>> Begin Data entries

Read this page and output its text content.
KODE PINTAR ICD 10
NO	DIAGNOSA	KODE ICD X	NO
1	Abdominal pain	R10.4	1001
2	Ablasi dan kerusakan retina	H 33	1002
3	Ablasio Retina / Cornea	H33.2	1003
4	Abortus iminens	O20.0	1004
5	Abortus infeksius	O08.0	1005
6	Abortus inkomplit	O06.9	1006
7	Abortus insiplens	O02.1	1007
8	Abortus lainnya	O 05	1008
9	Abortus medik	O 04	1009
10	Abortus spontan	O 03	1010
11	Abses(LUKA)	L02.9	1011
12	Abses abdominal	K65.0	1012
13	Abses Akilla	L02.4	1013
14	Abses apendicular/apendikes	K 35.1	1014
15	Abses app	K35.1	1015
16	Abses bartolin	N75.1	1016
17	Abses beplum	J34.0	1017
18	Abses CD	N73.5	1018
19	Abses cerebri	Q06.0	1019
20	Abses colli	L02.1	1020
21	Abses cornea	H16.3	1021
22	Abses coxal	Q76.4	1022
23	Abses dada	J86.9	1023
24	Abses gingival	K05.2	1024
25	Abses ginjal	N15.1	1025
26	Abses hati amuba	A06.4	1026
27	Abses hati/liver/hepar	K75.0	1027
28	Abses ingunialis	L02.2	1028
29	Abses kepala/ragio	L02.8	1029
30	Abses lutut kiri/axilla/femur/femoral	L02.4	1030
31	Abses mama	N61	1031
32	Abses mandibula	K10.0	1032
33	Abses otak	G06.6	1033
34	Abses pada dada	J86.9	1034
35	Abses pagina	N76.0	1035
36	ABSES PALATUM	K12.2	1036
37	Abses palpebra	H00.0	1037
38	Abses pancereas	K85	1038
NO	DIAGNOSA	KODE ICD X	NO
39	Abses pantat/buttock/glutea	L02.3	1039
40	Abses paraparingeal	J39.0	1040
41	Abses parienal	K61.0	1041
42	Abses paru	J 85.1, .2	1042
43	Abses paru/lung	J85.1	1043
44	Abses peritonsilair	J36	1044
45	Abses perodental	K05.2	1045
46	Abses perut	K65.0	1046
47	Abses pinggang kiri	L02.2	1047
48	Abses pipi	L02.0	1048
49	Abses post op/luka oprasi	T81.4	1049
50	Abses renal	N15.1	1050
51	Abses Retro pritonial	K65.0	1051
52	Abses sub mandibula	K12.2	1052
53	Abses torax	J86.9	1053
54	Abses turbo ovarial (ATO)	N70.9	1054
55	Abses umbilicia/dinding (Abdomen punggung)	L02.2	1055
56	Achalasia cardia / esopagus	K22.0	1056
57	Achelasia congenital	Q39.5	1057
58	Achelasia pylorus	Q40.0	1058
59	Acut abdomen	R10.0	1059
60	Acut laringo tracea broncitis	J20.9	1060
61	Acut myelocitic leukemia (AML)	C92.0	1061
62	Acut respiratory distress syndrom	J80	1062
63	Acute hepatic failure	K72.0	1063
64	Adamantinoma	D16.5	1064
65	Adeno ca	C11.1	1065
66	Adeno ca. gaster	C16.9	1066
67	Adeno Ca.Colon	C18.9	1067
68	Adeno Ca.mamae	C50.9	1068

>> End Data entries
>> Begin Data entries

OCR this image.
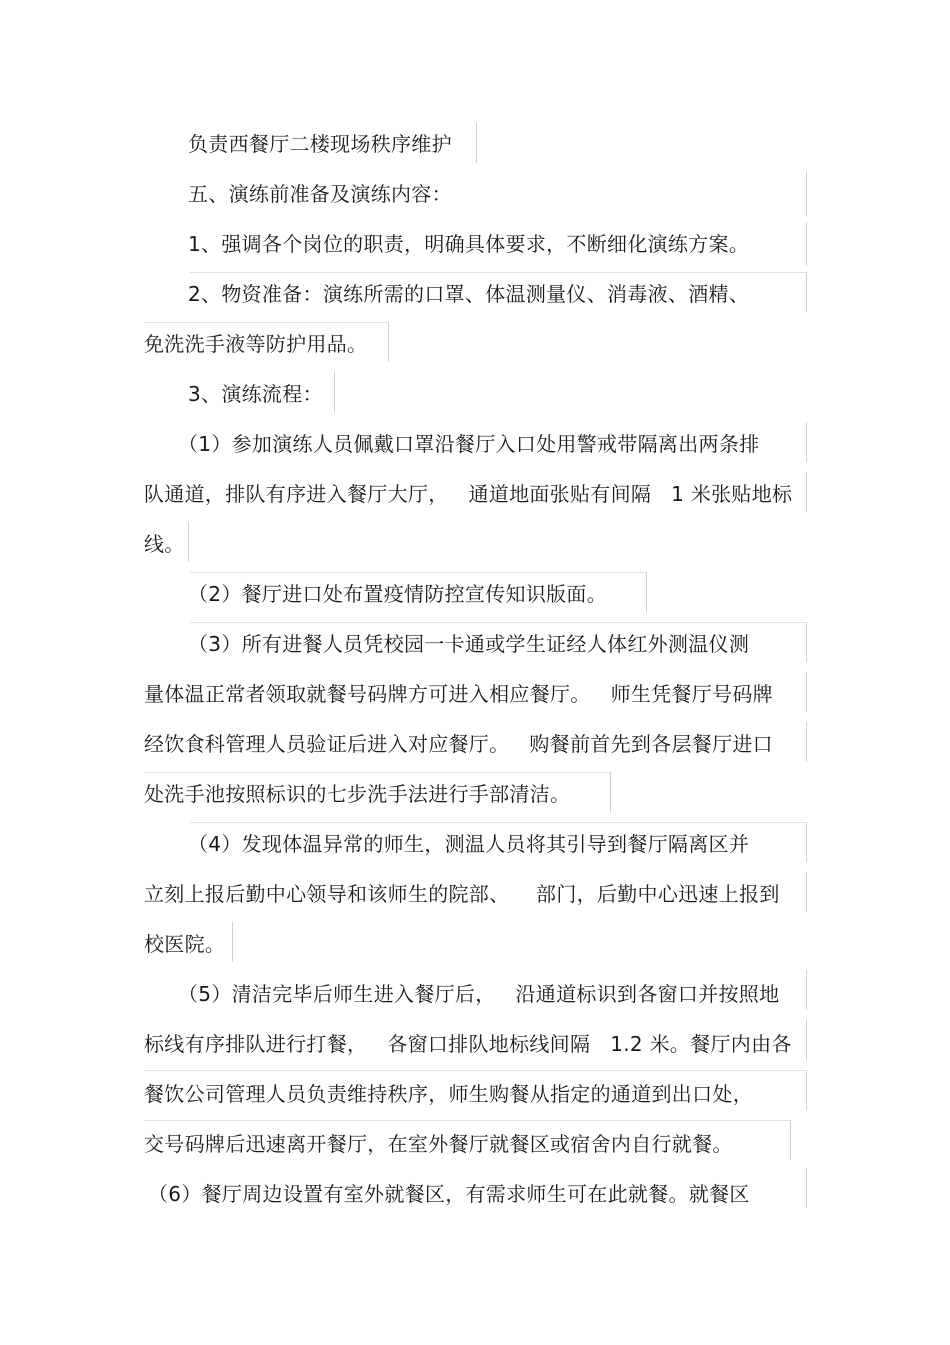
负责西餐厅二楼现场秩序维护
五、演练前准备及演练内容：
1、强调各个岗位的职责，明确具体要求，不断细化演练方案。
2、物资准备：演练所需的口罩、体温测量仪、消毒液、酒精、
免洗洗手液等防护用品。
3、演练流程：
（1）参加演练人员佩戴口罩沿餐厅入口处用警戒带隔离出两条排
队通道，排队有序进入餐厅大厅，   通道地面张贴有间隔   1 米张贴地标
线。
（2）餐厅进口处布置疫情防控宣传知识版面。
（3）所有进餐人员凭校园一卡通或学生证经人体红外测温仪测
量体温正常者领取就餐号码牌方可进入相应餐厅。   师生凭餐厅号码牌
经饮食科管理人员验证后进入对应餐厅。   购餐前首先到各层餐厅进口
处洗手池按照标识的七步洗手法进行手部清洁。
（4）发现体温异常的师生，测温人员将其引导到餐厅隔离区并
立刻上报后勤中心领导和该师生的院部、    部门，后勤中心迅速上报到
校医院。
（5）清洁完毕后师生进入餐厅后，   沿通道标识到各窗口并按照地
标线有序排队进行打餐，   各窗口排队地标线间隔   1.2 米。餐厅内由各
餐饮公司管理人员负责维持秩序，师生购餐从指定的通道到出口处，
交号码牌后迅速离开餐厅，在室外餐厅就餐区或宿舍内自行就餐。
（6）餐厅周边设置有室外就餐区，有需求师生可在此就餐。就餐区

>> End Data entries

# Short problem:
Go through the material above and count the lines that contain "Abortus"; answer with the number alone.

# Exercise output:
7